### Task to carry out
In the data below, which lines hold the word "gray"? Copy them.

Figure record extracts

==================================================

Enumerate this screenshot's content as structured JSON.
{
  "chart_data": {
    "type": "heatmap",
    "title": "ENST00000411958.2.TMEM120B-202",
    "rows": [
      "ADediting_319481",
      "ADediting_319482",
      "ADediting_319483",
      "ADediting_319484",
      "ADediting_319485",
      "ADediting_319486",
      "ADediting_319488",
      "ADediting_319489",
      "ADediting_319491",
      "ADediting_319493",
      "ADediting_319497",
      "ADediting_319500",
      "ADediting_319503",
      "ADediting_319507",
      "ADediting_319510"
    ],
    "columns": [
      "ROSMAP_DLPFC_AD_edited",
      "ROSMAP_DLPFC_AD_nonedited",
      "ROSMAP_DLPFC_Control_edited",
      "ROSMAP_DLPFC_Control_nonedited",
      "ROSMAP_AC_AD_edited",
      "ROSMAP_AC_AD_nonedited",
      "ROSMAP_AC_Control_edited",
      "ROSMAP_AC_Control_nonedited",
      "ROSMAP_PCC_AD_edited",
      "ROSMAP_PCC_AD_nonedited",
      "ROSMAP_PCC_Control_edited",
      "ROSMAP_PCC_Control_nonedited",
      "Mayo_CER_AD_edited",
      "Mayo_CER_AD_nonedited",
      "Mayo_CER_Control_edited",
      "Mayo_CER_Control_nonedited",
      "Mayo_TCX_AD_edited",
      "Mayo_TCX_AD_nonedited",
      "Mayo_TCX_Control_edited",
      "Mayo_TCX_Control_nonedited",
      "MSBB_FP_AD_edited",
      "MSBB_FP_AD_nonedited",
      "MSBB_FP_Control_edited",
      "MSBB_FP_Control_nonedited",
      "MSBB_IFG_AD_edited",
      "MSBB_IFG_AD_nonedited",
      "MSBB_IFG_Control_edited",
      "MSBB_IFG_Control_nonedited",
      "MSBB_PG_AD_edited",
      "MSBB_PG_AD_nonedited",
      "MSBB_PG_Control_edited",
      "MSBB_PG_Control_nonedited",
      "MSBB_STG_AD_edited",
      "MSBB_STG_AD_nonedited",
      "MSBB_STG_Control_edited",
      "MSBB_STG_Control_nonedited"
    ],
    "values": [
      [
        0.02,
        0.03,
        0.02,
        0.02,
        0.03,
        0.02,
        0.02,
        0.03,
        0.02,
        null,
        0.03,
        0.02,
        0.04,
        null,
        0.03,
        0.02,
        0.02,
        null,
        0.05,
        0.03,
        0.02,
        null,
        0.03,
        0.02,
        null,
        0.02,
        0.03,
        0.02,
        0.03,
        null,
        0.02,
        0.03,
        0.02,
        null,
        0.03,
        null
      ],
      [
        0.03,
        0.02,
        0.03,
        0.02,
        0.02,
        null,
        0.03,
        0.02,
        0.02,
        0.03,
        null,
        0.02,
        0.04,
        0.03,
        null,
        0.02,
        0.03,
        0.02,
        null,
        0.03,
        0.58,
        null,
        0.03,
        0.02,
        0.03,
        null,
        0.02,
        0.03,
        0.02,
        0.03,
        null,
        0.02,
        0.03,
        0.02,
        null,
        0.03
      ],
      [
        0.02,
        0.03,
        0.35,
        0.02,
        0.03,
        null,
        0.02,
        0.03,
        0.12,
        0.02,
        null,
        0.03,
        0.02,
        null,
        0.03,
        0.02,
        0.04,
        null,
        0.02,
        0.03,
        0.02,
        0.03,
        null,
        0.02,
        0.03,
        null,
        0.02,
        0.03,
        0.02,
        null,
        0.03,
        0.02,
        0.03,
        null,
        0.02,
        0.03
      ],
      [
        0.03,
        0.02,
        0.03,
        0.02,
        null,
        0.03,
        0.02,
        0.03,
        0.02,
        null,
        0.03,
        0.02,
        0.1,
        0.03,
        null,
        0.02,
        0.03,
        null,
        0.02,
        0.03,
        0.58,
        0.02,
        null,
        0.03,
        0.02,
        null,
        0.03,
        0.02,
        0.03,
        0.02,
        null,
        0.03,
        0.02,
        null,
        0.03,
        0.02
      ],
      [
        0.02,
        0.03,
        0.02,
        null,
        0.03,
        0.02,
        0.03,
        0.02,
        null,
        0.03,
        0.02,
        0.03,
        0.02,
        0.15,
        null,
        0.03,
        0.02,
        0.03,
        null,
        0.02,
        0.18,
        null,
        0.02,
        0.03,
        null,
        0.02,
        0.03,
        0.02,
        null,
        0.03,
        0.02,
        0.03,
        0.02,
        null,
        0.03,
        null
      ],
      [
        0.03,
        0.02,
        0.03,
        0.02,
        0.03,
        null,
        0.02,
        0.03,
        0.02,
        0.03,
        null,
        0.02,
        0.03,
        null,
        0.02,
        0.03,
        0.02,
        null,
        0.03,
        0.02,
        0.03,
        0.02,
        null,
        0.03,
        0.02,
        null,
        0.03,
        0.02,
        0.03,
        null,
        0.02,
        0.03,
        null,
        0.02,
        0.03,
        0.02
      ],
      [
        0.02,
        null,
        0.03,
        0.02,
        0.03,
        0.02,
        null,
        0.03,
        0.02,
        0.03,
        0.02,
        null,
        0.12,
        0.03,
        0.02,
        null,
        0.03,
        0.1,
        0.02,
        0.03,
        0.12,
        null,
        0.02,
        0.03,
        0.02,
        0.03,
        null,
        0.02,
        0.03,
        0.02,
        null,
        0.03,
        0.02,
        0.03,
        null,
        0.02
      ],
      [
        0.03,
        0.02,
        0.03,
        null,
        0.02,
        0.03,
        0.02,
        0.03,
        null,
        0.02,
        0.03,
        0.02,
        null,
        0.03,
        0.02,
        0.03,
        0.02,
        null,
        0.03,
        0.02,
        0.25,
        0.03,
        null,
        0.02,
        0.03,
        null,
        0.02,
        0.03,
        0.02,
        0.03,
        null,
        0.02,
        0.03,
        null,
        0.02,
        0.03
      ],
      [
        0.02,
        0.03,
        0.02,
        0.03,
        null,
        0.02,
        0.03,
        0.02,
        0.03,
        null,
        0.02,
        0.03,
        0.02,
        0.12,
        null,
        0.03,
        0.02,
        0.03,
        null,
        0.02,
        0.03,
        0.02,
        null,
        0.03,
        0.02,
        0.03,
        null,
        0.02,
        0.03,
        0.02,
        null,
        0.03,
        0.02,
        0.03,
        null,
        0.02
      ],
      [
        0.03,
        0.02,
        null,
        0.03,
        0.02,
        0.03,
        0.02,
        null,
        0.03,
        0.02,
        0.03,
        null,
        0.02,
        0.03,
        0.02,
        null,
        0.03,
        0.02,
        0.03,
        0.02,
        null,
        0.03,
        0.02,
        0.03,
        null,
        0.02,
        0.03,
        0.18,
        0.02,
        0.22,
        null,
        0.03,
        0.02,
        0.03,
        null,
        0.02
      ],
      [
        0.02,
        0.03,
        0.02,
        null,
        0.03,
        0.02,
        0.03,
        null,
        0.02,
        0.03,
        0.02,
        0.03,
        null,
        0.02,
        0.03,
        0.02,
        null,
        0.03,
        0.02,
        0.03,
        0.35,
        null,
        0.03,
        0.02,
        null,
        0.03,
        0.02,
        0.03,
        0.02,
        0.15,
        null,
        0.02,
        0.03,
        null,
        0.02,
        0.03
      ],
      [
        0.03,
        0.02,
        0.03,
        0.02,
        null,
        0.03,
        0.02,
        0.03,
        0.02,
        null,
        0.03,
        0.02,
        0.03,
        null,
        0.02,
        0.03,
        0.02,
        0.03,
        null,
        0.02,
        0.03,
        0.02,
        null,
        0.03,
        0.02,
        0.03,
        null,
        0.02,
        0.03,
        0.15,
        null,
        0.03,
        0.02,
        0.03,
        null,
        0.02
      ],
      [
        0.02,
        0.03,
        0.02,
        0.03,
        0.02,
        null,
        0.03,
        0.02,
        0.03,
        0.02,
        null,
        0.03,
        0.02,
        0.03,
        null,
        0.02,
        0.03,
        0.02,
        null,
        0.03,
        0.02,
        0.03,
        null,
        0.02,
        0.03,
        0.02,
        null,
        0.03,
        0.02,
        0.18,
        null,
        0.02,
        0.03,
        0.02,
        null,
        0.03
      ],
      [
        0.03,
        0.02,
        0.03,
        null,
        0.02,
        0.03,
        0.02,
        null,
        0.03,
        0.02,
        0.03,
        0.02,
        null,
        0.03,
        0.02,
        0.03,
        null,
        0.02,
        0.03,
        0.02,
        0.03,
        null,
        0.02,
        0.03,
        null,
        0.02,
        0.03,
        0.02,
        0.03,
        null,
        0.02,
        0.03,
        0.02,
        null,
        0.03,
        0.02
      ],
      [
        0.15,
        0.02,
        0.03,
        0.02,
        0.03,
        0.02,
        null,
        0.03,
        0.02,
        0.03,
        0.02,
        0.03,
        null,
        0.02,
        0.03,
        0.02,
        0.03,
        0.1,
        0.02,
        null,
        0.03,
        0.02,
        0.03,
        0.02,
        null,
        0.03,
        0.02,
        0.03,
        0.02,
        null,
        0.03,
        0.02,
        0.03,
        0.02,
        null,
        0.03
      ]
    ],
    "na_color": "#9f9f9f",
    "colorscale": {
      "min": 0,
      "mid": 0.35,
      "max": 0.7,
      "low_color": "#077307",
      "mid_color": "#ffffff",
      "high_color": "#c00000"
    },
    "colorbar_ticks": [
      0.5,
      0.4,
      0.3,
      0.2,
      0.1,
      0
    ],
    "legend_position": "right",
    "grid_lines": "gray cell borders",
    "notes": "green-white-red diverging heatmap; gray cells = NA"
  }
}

==================================================

### Task output
    "grid_lines": "gray cell borders",
    "notes": "green-white-red diverging heatmap; gray cells = NA"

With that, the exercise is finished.